_Provided entries_:
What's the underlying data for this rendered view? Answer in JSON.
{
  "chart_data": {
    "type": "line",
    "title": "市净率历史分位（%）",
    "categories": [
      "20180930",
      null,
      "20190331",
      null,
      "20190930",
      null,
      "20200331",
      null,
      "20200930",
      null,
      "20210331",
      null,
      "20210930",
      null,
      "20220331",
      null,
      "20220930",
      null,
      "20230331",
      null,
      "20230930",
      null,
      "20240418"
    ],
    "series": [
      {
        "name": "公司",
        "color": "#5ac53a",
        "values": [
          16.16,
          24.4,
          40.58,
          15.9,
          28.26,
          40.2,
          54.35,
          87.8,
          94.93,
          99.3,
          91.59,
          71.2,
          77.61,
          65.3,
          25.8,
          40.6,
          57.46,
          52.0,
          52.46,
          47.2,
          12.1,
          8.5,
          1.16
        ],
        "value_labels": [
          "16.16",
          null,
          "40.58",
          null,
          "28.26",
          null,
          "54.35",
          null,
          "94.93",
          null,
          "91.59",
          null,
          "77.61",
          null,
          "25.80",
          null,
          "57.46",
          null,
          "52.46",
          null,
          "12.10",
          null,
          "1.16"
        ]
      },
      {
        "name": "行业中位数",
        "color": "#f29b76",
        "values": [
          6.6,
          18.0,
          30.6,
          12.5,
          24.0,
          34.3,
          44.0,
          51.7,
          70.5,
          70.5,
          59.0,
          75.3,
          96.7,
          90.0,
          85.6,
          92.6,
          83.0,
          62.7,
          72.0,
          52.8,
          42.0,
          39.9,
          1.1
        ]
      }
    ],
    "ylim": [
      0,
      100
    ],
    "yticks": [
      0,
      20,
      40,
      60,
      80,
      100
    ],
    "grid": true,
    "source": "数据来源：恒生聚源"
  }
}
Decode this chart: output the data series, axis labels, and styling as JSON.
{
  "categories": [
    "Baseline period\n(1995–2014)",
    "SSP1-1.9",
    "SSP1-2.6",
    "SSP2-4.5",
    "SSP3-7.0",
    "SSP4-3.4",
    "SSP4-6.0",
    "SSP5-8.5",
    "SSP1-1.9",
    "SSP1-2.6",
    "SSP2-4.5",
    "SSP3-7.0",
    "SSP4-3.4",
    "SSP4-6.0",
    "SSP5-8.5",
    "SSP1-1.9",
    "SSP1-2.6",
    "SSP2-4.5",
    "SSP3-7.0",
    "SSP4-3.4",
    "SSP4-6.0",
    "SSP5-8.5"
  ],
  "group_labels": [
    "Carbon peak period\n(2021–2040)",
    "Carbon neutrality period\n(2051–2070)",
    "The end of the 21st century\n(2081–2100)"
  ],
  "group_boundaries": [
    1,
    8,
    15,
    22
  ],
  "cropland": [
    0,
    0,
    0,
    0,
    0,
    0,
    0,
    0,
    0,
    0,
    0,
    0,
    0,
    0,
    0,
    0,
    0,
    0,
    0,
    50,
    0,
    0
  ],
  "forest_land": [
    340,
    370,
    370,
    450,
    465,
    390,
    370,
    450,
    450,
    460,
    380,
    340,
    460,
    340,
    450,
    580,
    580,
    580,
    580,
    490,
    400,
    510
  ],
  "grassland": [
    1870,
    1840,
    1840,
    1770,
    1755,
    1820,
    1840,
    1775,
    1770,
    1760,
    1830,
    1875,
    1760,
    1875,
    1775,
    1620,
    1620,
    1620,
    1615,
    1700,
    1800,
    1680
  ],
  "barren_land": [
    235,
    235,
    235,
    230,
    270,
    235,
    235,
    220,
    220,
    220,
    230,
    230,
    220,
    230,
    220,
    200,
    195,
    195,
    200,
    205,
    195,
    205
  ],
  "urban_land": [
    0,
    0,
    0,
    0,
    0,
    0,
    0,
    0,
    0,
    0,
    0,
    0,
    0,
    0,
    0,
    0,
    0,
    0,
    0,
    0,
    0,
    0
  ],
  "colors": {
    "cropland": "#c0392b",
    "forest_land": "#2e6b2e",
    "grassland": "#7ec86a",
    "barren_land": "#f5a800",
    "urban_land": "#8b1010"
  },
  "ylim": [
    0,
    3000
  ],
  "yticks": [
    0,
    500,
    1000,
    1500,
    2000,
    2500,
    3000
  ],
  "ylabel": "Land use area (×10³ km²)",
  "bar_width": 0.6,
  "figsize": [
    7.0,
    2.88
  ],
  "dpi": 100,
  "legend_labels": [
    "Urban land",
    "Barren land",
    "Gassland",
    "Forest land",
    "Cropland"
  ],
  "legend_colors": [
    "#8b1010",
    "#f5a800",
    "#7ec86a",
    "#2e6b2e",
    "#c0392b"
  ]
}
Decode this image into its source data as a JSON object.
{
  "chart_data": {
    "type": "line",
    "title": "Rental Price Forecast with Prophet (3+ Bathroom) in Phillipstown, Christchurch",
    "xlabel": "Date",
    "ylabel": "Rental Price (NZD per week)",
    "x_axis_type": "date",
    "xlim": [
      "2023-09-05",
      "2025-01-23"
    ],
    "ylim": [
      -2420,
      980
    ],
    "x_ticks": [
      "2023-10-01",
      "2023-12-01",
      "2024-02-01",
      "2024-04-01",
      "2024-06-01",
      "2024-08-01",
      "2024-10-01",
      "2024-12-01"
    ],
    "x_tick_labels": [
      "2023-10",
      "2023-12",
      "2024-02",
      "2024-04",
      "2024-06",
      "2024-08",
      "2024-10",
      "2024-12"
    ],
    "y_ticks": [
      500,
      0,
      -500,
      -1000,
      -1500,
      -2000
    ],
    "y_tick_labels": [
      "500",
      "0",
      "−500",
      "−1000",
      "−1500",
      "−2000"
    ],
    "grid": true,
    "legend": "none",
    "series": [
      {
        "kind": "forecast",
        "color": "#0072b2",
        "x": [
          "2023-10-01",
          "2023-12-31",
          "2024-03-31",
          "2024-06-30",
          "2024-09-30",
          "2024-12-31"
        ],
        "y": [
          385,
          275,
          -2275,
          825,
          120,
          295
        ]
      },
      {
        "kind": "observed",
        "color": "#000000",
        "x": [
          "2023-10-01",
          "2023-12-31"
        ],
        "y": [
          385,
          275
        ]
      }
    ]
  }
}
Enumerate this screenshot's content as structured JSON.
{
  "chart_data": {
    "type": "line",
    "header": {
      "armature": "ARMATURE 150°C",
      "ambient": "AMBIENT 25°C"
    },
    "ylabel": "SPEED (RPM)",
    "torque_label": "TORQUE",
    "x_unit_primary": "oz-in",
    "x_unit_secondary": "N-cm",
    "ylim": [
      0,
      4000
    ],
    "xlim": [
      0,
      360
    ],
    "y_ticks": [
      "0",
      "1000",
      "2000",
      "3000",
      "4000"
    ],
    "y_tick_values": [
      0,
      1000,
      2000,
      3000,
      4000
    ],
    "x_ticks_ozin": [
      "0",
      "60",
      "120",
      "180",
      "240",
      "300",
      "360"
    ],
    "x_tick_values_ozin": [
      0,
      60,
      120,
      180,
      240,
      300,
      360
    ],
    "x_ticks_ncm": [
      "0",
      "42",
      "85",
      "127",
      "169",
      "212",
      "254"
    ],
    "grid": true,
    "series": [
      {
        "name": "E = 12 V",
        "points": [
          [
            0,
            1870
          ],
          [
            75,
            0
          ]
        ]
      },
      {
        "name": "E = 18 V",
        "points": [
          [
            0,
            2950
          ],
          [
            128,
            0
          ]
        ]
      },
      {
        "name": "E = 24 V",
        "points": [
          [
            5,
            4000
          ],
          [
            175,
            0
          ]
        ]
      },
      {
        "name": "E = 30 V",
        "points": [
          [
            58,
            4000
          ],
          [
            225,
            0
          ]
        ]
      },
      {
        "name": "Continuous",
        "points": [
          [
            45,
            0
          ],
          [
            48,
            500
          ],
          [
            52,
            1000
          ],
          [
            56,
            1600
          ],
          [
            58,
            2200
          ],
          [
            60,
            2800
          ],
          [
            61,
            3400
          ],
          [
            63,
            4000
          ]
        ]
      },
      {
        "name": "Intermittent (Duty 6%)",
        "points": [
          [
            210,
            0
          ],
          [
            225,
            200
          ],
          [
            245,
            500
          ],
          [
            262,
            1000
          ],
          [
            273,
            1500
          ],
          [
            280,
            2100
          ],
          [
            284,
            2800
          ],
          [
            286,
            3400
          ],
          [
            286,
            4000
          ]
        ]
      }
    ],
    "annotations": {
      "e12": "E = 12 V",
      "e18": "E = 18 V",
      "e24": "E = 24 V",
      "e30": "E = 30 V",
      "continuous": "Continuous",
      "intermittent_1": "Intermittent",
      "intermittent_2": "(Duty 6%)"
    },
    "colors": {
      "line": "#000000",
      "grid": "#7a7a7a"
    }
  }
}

_Task requirements_:
Identify and list each line with the word "source".

_Written answer_:
    "source": "数据来源：恒生聚源"
Decode this image into its source data as a JSON object.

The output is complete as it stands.